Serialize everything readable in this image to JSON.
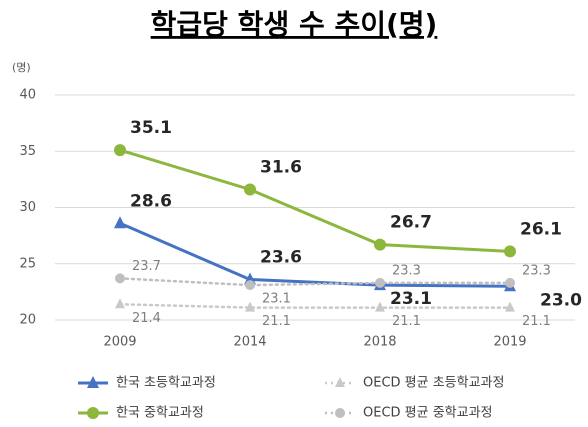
{
  "chart_data": {
    "type": "line",
    "title": "학급당 학생 수 추이(명)",
    "y_label": "(명)",
    "categories": [
      "2009",
      "2014",
      "2018",
      "2019"
    ],
    "series": [
      {
        "name": "한국 초등학교과정",
        "color": "#4472c4",
        "marker": "triangle",
        "dash": "solid",
        "values": [
          28.6,
          23.6,
          23.1,
          23.0
        ],
        "value_labels": [
          "28.6",
          "23.6",
          "23.1",
          "23.0"
        ]
      },
      {
        "name": "OECD 평균 초등학교과정",
        "color": "#c9c9c9",
        "marker": "triangle",
        "dash": "dotted",
        "values": [
          21.4,
          21.1,
          21.1,
          21.1
        ],
        "value_labels": [
          "21.4",
          "21.1",
          "21.1",
          "21.1"
        ]
      },
      {
        "name": "한국 중학교과정",
        "color": "#8cb63c",
        "marker": "circle",
        "dash": "solid",
        "values": [
          35.1,
          31.6,
          26.7,
          26.1
        ],
        "value_labels": [
          "35.1",
          "31.6",
          "26.7",
          "26.1"
        ]
      },
      {
        "name": "OECD 평균 중학교과정",
        "color": "#bfbfbf",
        "marker": "circle",
        "dash": "dotted",
        "values": [
          23.7,
          23.1,
          23.3,
          23.3
        ],
        "value_labels": [
          "23.7",
          "23.1",
          "23.3",
          "23.3"
        ]
      }
    ],
    "ylim": [
      20,
      40
    ],
    "yticks": [
      20,
      25,
      30,
      35,
      40
    ],
    "grid": true,
    "legend": "bottom"
  }
}
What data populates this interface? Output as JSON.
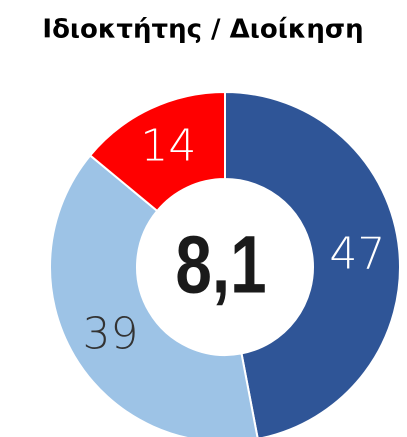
{
  "chart_data": {
    "type": "donut",
    "title": "Ιδιοκτήτης / Διοίκηση",
    "values": [
      47,
      39,
      14
    ],
    "colors": [
      "#2f5597",
      "#9dc3e6",
      "#ff0000"
    ],
    "label_colors": [
      "#ffffff",
      "#333333",
      "#ffffff"
    ],
    "center_label": "8,1"
  }
}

» PROBLEM DETAILS
In the records, locate each line holding the string "OECD" and copy it.

» FULL ANSWER
        "name": "OECD 평균 초등학교과정",
        "name": "OECD 평균 중학교과정",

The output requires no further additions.